▸ **Request**
Extract each line bearing the word "JSON".

▸ **Material to process**
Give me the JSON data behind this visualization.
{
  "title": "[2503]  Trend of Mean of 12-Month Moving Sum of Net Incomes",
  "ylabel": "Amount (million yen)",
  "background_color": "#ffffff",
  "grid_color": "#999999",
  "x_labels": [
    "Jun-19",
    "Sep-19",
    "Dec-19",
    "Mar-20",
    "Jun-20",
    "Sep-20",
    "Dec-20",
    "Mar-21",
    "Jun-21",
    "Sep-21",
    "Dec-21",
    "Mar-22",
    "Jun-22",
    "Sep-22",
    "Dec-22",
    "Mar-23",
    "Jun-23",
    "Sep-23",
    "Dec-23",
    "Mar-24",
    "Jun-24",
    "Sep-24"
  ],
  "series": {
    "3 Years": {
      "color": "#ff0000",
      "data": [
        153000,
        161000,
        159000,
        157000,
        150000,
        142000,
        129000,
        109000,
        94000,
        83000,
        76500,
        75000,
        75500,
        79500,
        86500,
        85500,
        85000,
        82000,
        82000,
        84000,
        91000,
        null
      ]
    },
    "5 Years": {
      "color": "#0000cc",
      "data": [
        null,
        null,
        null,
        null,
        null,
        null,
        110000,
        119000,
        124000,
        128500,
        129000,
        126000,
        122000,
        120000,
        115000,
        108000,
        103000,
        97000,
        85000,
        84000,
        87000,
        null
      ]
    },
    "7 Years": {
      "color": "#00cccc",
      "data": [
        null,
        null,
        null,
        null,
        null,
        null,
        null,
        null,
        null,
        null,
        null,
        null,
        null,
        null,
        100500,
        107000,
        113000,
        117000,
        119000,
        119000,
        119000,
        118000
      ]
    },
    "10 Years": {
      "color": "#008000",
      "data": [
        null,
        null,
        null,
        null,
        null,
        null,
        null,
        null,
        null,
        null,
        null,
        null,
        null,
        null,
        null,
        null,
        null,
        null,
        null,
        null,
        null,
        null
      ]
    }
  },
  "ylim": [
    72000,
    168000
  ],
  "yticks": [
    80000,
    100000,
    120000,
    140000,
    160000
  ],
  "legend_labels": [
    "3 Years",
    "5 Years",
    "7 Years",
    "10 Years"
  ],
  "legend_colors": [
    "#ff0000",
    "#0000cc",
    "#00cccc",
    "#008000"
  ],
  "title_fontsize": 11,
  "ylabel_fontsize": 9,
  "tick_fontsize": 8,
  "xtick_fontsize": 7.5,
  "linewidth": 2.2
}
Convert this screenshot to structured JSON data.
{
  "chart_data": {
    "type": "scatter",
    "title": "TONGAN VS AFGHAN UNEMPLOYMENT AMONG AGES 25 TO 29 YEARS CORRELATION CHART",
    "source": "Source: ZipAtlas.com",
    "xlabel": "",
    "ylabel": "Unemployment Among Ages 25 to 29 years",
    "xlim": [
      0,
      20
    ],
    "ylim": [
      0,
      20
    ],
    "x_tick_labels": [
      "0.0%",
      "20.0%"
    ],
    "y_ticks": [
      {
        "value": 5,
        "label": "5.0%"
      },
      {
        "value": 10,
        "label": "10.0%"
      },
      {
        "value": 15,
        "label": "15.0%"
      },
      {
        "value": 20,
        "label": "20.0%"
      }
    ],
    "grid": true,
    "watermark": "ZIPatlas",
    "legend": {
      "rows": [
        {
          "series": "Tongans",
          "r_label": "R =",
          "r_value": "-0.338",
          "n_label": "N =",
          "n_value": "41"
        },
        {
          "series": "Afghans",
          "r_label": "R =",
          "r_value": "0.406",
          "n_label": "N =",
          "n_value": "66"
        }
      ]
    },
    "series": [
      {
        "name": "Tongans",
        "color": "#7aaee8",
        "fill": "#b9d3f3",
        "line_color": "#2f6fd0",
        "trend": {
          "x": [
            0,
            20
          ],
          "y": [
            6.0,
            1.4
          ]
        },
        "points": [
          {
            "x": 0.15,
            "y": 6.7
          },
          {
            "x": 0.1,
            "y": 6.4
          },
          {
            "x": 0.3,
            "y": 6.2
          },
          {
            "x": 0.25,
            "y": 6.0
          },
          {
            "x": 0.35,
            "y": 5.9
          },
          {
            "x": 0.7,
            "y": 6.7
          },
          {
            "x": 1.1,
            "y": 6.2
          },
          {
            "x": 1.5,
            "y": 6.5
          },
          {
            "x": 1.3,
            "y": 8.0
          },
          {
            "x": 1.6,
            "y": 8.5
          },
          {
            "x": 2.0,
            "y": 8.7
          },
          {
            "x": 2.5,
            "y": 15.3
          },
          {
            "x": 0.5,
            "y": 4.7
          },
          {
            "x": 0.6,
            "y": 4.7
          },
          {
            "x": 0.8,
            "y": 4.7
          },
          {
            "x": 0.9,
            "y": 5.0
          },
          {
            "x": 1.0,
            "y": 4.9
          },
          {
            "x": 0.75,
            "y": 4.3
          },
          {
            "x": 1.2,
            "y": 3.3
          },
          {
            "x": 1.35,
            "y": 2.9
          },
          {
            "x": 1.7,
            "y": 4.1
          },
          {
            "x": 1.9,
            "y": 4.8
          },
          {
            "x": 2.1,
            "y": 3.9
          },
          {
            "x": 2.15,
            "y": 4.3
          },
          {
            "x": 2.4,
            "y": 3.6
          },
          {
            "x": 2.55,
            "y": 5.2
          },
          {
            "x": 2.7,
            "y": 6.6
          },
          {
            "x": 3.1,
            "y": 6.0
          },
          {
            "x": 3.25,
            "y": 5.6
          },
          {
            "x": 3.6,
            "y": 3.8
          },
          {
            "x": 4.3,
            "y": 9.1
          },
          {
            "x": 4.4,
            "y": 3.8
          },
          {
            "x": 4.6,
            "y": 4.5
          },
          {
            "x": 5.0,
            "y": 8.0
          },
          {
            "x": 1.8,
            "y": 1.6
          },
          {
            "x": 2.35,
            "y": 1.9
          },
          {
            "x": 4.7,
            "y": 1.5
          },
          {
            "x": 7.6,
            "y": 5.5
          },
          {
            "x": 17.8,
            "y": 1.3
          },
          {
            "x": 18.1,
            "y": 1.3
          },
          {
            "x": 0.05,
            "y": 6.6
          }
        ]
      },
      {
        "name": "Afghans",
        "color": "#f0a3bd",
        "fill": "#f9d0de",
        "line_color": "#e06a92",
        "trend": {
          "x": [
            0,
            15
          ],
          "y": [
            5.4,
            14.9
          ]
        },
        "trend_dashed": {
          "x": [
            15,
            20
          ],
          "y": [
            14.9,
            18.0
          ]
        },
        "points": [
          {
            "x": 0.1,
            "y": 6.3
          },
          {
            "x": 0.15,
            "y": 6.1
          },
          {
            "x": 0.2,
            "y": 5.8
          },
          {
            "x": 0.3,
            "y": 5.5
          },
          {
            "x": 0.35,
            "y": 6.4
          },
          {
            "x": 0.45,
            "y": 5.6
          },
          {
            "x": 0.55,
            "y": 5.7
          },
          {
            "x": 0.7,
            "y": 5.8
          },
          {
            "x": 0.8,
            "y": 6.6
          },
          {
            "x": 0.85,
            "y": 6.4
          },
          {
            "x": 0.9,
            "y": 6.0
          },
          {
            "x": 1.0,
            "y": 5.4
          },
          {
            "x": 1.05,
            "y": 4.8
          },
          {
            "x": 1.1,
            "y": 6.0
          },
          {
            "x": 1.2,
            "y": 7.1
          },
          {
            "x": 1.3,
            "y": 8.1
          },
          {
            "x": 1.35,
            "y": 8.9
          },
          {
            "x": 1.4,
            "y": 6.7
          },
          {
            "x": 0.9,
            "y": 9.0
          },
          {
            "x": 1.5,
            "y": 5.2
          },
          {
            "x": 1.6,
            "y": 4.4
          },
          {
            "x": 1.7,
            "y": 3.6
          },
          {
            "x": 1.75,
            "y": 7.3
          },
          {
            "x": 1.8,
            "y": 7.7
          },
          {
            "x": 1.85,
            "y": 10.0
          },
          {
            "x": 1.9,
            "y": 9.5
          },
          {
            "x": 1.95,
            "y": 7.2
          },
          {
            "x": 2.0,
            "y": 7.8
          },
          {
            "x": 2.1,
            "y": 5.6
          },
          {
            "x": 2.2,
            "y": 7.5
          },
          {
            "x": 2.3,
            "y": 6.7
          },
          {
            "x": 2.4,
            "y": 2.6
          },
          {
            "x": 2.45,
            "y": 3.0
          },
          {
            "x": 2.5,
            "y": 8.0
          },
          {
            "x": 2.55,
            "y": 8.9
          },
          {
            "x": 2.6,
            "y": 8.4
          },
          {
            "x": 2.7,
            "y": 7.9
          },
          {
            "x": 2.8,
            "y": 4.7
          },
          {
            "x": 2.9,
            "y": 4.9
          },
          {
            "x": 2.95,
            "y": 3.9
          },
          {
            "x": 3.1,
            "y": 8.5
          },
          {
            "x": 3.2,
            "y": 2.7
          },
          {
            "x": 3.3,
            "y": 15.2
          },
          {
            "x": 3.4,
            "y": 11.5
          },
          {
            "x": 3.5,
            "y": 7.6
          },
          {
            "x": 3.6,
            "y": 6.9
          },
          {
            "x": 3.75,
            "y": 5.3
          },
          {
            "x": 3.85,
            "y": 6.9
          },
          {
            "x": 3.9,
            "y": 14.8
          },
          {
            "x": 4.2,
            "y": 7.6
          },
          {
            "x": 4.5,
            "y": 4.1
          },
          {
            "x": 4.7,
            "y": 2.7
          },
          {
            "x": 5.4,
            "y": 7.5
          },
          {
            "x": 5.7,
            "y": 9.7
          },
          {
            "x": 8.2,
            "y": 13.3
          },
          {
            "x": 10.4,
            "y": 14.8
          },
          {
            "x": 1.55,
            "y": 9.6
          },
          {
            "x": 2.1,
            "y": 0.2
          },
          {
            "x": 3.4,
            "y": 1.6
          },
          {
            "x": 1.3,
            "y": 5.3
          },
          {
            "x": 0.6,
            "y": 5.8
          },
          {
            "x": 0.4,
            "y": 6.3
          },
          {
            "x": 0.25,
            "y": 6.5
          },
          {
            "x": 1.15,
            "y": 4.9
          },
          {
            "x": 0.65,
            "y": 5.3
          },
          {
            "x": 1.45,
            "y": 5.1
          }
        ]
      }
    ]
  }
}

▸ **Answer to this exercise**
Give me the JSON data behind this visualization.
Convert this screenshot to structured JSON data.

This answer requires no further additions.